> Material provided:
────────────────────────────────────────

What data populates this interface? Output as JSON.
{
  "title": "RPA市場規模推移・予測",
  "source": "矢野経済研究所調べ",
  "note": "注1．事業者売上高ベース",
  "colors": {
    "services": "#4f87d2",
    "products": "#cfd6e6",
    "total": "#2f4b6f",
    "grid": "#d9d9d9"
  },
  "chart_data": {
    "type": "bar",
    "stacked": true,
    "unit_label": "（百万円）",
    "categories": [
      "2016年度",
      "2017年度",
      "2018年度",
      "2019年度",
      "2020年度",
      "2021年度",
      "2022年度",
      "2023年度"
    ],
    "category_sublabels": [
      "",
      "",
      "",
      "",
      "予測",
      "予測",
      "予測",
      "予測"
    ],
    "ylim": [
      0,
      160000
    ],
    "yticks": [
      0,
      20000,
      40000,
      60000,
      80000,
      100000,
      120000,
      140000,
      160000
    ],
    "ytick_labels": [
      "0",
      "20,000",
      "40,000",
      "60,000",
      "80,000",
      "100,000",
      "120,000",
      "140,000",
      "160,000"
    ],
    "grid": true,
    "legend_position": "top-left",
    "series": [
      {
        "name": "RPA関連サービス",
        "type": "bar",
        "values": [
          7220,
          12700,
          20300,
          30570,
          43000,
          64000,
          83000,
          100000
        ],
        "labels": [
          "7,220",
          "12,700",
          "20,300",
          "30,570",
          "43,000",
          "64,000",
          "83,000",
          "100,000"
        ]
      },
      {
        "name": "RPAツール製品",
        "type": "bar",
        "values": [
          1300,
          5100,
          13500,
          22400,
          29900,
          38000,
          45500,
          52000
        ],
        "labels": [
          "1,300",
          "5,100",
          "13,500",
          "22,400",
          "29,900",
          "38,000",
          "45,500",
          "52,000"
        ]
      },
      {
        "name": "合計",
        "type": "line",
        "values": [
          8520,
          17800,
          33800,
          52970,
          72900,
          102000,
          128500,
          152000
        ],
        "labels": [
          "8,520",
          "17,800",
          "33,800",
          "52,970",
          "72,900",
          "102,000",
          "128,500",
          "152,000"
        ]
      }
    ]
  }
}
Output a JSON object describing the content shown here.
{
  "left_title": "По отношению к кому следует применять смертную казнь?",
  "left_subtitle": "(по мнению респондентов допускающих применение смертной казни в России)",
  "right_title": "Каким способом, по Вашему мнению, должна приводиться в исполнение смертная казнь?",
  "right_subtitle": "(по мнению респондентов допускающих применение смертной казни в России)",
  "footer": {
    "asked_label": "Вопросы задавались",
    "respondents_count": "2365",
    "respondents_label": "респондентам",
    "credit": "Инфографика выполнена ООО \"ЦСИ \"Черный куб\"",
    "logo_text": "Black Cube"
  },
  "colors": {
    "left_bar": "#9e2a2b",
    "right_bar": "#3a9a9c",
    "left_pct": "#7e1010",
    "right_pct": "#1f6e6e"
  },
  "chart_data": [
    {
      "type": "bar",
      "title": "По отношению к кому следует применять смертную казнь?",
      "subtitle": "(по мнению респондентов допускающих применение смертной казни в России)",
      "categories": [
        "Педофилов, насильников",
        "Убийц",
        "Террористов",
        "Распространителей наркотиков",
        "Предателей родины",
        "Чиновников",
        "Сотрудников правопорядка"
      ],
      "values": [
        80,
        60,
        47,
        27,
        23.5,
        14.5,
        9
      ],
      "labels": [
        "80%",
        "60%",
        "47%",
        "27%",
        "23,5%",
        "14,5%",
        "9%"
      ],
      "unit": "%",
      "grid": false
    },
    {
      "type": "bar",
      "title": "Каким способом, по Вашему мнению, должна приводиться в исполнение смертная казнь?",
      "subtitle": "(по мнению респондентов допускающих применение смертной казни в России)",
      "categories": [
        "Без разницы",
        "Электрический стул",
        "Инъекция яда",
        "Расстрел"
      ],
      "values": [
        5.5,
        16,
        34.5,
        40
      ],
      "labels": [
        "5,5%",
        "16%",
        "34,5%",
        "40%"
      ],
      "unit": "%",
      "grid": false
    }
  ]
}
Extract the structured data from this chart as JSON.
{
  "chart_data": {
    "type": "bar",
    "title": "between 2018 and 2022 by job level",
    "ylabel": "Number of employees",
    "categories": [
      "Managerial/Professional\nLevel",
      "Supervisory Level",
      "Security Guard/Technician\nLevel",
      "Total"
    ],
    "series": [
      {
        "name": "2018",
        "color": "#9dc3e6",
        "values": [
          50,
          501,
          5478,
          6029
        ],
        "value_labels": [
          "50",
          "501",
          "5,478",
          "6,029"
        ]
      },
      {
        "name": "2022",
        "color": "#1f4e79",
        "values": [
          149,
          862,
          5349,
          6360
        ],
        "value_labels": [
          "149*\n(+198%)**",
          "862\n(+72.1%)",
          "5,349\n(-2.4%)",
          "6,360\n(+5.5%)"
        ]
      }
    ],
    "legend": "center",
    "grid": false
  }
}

────────────────────────────────────────

Using the listing, copy every line where the word "следует" shows up.

  "left_title": "По отношению к кому следует применять смертную казнь?",
      "title": "По отношению к кому следует применять смертную казнь?",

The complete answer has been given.